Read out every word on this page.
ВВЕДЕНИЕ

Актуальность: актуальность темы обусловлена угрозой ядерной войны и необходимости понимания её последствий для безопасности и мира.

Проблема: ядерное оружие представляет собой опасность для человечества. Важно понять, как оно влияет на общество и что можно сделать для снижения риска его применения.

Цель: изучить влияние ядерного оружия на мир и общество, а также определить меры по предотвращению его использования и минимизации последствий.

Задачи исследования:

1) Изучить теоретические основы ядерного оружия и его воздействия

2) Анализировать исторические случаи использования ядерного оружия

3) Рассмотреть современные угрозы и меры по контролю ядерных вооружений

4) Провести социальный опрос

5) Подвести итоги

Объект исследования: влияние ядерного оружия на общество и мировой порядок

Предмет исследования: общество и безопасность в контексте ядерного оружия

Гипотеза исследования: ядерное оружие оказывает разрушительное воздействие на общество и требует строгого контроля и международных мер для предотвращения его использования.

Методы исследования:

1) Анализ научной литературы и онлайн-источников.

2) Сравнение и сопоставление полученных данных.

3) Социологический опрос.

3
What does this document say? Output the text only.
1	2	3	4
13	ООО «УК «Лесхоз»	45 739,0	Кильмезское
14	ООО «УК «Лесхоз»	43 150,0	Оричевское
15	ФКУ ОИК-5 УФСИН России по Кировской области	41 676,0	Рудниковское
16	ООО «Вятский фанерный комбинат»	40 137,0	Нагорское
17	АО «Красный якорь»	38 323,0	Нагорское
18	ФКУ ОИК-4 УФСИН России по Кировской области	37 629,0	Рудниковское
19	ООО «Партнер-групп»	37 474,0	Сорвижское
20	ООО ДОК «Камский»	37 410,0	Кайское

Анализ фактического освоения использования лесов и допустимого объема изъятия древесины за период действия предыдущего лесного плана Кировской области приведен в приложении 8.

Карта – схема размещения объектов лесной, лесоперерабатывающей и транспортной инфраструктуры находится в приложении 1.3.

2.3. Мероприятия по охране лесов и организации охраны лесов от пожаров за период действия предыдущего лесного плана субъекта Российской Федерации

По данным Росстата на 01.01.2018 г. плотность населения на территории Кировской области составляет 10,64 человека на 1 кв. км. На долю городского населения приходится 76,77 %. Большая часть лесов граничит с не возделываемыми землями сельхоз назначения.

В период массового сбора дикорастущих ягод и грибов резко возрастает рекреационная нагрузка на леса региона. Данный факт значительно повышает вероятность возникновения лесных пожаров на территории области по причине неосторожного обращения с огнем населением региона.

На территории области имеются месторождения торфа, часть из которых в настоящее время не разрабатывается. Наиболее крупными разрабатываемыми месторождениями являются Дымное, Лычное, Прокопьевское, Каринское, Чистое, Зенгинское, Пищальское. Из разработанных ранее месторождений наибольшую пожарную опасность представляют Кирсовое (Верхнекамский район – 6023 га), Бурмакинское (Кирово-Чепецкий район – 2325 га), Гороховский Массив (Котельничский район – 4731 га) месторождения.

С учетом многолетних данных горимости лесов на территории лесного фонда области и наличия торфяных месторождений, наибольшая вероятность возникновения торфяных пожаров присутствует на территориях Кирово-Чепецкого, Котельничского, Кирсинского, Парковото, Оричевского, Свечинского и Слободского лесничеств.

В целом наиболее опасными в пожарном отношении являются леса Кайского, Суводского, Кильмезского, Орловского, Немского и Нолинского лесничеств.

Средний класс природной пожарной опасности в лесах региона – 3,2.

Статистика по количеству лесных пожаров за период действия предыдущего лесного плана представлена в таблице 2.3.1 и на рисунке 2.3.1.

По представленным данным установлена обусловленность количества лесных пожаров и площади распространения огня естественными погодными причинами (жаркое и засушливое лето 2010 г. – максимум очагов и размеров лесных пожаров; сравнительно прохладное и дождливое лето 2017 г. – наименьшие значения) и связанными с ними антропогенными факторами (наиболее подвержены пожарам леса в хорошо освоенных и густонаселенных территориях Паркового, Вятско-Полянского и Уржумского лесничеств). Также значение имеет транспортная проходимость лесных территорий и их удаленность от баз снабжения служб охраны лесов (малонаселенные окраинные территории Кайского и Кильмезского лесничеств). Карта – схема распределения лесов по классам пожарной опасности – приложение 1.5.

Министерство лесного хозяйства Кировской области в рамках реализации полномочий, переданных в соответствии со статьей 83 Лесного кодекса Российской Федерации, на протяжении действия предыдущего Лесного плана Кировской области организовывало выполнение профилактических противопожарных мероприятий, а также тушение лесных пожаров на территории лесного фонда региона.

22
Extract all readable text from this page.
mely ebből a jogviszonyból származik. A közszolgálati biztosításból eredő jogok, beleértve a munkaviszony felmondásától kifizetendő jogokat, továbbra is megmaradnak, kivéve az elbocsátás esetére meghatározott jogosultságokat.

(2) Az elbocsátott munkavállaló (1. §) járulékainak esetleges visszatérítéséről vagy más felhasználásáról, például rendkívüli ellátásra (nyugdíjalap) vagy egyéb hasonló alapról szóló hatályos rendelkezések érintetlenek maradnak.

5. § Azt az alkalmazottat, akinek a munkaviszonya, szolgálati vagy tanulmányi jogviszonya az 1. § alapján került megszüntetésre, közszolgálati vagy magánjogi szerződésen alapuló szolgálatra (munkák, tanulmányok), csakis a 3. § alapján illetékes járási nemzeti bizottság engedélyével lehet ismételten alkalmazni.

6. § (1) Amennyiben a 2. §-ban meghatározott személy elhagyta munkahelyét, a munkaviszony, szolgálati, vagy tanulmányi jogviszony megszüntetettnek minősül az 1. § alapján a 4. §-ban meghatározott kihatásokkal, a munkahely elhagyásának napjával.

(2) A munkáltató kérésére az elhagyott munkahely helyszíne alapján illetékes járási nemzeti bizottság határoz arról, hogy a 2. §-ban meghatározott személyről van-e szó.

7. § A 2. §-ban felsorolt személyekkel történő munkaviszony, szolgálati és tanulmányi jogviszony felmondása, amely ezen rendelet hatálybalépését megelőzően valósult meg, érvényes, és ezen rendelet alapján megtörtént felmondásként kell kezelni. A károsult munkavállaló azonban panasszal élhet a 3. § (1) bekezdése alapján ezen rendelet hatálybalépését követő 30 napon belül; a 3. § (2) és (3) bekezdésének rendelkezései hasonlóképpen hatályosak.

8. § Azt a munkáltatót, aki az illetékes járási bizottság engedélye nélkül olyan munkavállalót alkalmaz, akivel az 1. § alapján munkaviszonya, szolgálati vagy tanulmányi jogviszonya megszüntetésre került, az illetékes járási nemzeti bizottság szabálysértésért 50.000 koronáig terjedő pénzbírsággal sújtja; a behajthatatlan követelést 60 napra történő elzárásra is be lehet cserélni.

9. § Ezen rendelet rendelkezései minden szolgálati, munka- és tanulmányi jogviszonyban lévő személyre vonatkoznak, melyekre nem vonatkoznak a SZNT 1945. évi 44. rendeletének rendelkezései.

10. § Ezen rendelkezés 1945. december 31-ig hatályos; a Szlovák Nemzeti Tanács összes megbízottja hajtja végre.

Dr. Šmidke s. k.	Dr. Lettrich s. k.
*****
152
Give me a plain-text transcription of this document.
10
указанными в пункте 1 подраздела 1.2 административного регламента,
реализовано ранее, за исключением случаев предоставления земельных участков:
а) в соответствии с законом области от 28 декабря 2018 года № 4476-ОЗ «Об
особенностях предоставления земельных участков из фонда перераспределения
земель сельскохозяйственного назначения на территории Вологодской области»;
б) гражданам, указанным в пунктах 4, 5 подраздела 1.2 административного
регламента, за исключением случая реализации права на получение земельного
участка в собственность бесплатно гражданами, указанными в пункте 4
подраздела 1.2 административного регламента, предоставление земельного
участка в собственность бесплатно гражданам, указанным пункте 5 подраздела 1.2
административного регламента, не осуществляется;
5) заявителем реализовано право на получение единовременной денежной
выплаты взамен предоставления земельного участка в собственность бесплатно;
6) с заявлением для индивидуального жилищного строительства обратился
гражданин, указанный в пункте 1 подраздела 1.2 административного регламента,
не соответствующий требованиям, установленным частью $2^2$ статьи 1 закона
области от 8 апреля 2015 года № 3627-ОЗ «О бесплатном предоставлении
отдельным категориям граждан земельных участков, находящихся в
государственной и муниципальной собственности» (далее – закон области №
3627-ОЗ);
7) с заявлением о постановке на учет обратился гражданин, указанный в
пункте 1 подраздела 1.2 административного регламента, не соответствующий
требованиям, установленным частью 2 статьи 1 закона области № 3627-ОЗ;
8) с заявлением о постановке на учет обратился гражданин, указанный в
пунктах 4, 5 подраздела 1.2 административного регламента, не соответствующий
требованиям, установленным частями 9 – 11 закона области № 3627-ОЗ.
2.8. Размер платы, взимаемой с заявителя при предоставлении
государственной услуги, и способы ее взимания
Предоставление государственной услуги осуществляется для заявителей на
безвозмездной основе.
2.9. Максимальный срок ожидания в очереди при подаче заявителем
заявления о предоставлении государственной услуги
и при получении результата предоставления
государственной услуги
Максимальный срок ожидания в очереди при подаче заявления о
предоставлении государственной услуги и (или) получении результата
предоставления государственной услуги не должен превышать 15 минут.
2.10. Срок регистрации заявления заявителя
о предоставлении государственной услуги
.....
#### TASK REQUIREMENTS:
Where a line of the entries contains the word "ранее", copy that line.

#### ANSWER TO THE TASK:
На территории области имеются месторождения торфа, часть из которых в настоящее время не разрабатывается. Наиболее крупными разрабатываемыми месторождениями являются Дымное, Лычное, Прокопьевское, Каринское, Чистое, Зенгинское, Пищальское. Из разработанных ранее месторождений наибольшую пожарную опасность представляют Кирсовое (Верхнекамский район – 6023 га), Бурмакинское (Кирово-Чепецкий район – 2325 га), Гороховский Массив (Котельничский район – 4731 га) месторождения.
реализовано ранее, за исключением случаев предоставления земельных участков:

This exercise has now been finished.